<<<<

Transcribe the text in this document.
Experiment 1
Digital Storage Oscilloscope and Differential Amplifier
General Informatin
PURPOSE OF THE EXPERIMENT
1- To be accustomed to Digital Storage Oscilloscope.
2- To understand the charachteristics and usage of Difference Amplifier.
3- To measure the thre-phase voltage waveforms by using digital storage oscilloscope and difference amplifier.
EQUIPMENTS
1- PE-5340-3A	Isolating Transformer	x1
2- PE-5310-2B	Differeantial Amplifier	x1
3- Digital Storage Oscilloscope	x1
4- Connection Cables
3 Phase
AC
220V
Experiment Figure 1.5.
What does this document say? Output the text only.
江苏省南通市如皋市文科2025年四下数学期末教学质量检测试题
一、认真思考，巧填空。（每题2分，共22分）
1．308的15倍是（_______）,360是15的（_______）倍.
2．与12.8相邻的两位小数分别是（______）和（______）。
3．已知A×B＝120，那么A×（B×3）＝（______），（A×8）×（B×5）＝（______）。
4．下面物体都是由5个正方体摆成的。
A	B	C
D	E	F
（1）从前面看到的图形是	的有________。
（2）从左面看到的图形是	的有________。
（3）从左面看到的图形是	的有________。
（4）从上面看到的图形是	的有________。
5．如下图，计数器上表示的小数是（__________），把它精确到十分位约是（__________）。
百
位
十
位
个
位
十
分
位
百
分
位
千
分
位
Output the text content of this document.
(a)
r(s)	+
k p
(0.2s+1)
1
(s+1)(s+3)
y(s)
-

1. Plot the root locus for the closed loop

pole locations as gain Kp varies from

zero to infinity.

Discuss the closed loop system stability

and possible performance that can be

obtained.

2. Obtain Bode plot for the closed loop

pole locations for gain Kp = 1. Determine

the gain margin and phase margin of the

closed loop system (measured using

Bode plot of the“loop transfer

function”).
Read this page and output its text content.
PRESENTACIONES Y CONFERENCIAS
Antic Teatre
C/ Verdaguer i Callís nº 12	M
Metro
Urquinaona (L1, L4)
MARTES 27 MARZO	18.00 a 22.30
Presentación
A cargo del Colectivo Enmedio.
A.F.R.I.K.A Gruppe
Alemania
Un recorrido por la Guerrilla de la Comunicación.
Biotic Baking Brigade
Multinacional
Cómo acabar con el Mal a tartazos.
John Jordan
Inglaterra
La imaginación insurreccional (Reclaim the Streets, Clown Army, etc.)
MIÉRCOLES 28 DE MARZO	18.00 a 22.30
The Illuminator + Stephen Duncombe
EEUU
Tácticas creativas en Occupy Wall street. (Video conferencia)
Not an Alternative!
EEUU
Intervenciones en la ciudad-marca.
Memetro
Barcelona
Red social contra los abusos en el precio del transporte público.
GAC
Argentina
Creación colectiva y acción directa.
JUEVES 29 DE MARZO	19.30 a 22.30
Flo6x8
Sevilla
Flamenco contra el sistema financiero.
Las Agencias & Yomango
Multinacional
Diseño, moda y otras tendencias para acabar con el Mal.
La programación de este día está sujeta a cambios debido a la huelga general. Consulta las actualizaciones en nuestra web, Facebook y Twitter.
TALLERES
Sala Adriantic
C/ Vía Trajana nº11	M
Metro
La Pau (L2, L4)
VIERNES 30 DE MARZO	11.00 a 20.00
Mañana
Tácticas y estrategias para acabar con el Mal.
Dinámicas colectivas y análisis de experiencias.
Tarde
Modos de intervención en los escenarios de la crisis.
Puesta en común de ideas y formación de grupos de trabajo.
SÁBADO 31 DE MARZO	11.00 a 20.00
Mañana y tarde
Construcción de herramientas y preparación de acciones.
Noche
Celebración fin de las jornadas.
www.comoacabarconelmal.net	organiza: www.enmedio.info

>>>>

__WHAT THE EXERCISE ASKS__
In the entries above, locate every line with the word "Tácticas" and copy it.

__TASK SOLUTION__
Tácticas creativas en Occupy Wall street. (Video conferencia)
Tácticas y estrategias para acabar con el Mal.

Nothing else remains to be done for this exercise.